Dataset rows about figures:
[BEGIN]

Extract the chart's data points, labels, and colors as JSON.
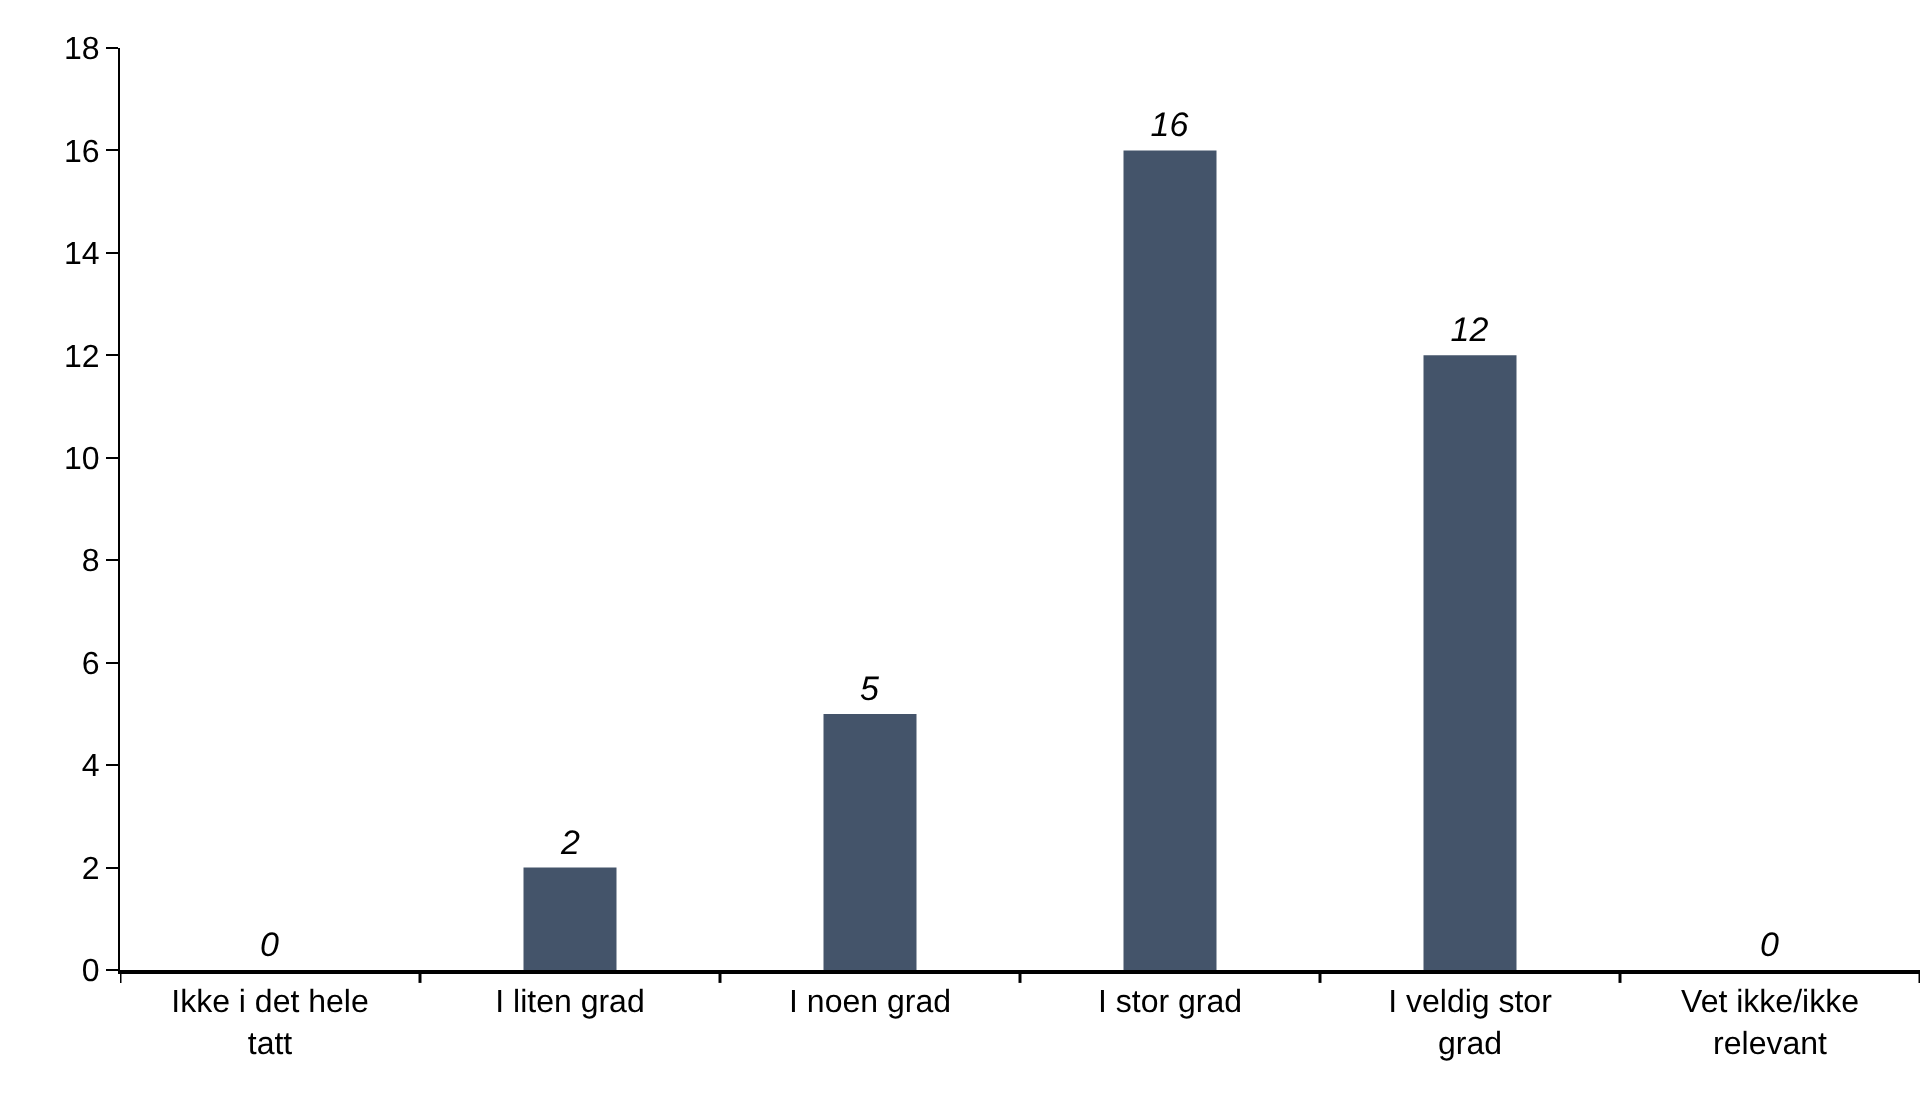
{
  "chart_data": {
    "type": "bar",
    "categories": [
      "Ikke i det hele tatt",
      "I liten grad",
      "I noen grad",
      "I stor grad",
      "I veldig stor grad",
      "Vet ikke/ikke relevant"
    ],
    "values": [
      0,
      2,
      5,
      16,
      12,
      0
    ],
    "color": "#44546a",
    "ylim": [
      0,
      18
    ],
    "yticks": [
      0,
      2,
      4,
      6,
      8,
      10,
      12,
      14,
      16,
      18
    ],
    "grid": false,
    "data_labels": true
  }
}
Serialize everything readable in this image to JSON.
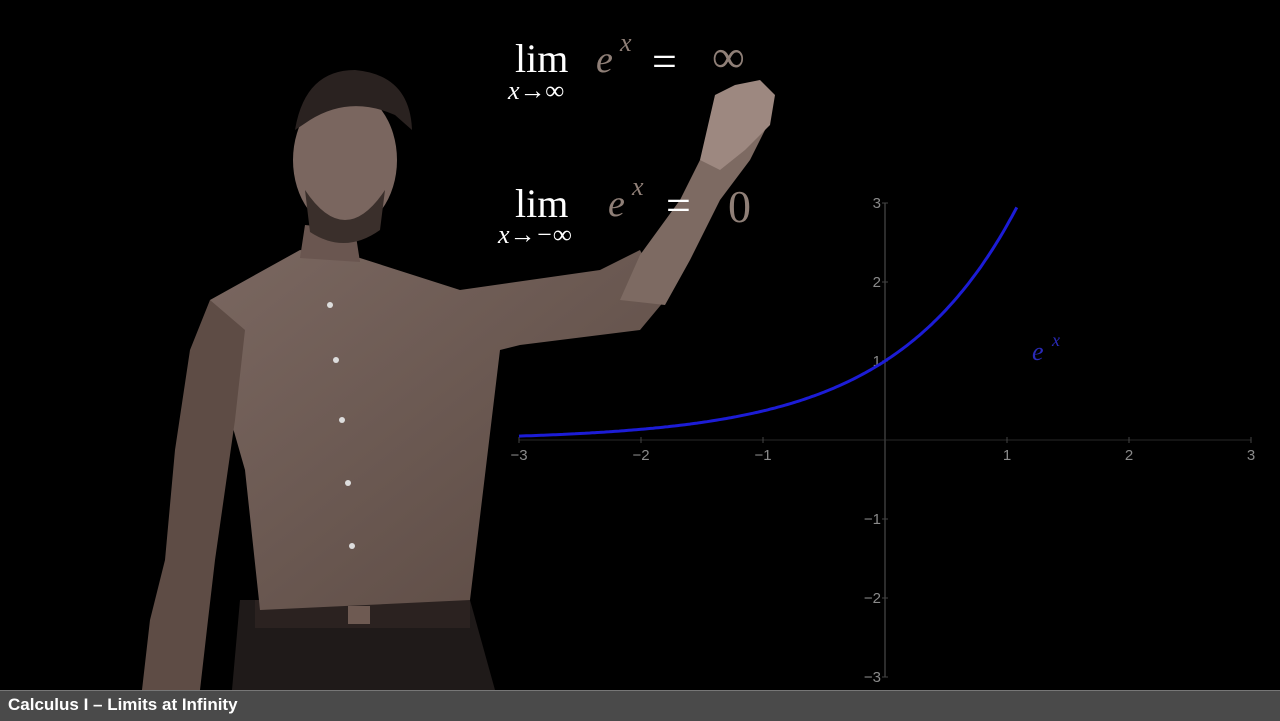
{
  "footer": {
    "title": "Calculus I – Limits at Infinity"
  },
  "limits": [
    {
      "lim": "lim",
      "sub": "x→∞",
      "expr": "e",
      "exp": "x",
      "eq": "=",
      "result": "∞"
    },
    {
      "lim": "lim",
      "sub": "x→−∞",
      "expr": "e",
      "exp": "x",
      "eq": "=",
      "result": "0"
    }
  ],
  "chart_data": {
    "type": "line",
    "title": "",
    "xlabel": "",
    "ylabel": "",
    "xlim": [
      -3,
      3
    ],
    "ylim": [
      -3,
      3
    ],
    "x_ticks": [
      "−3",
      "−2",
      "−1",
      "1",
      "2",
      "3"
    ],
    "y_ticks": [
      "3",
      "2",
      "1",
      "−1",
      "−2",
      "−3"
    ],
    "series": [
      {
        "name": "e^x",
        "color": "#1c1cd6",
        "x": [
          -3,
          -2.5,
          -2,
          -1.5,
          -1,
          -0.5,
          0,
          0.25,
          0.5,
          0.75,
          1,
          1.1
        ],
        "y": [
          0.05,
          0.08,
          0.14,
          0.22,
          0.37,
          0.61,
          1,
          1.28,
          1.65,
          2.12,
          2.72,
          3.0
        ]
      }
    ],
    "curve_label": {
      "base": "e",
      "exp": "x"
    },
    "grid": false
  },
  "colors": {
    "curve": "#1c1cd6",
    "presenter_shirt": "#6e5a52",
    "background": "#000000"
  }
}
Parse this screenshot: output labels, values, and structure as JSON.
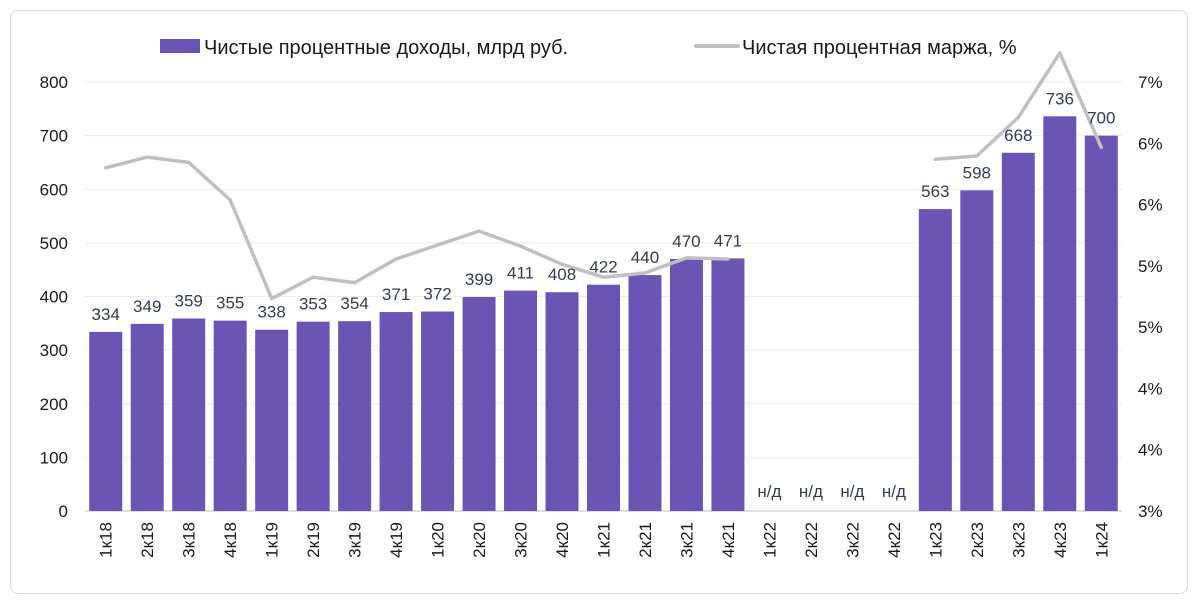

[END]

### Your objective:
Leave out the pictures and copy every record above exactly.

### Result of this task:
Extract the chart's data points, labels, and colors as JSON.
{
  "chart_data": {
    "type": "bar",
    "categories": [
      "Ikke i det hele tatt",
      "I liten grad",
      "I noen grad",
      "I stor grad",
      "I veldig stor grad",
      "Vet ikke/ikke relevant"
    ],
    "values": [
      0,
      2,
      5,
      16,
      12,
      0
    ],
    "color": "#44546a",
    "ylim": [
      0,
      18
    ],
    "yticks": [
      0,
      2,
      4,
      6,
      8,
      10,
      12,
      14,
      16,
      18
    ],
    "grid": false,
    "data_labels": true
  }
}
Serialize everything readable in this image to JSON.
{
  "footer": {
    "title": "Calculus I – Limits at Infinity"
  },
  "limits": [
    {
      "lim": "lim",
      "sub": "x→∞",
      "expr": "e",
      "exp": "x",
      "eq": "=",
      "result": "∞"
    },
    {
      "lim": "lim",
      "sub": "x→−∞",
      "expr": "e",
      "exp": "x",
      "eq": "=",
      "result": "0"
    }
  ],
  "chart_data": {
    "type": "line",
    "title": "",
    "xlabel": "",
    "ylabel": "",
    "xlim": [
      -3,
      3
    ],
    "ylim": [
      -3,
      3
    ],
    "x_ticks": [
      "−3",
      "−2",
      "−1",
      "1",
      "2",
      "3"
    ],
    "y_ticks": [
      "3",
      "2",
      "1",
      "−1",
      "−2",
      "−3"
    ],
    "series": [
      {
        "name": "e^x",
        "color": "#1c1cd6",
        "x": [
          -3,
          -2.5,
          -2,
          -1.5,
          -1,
          -0.5,
          0,
          0.25,
          0.5,
          0.75,
          1,
          1.1
        ],
        "y": [
          0.05,
          0.08,
          0.14,
          0.22,
          0.37,
          0.61,
          1,
          1.28,
          1.65,
          2.12,
          2.72,
          3.0
        ]
      }
    ],
    "curve_label": {
      "base": "e",
      "exp": "x"
    },
    "grid": false
  },
  "colors": {
    "curve": "#1c1cd6",
    "presenter_shirt": "#6e5a52",
    "background": "#000000"
  }
}
Parse this screenshot: output labels, values, and structure as JSON.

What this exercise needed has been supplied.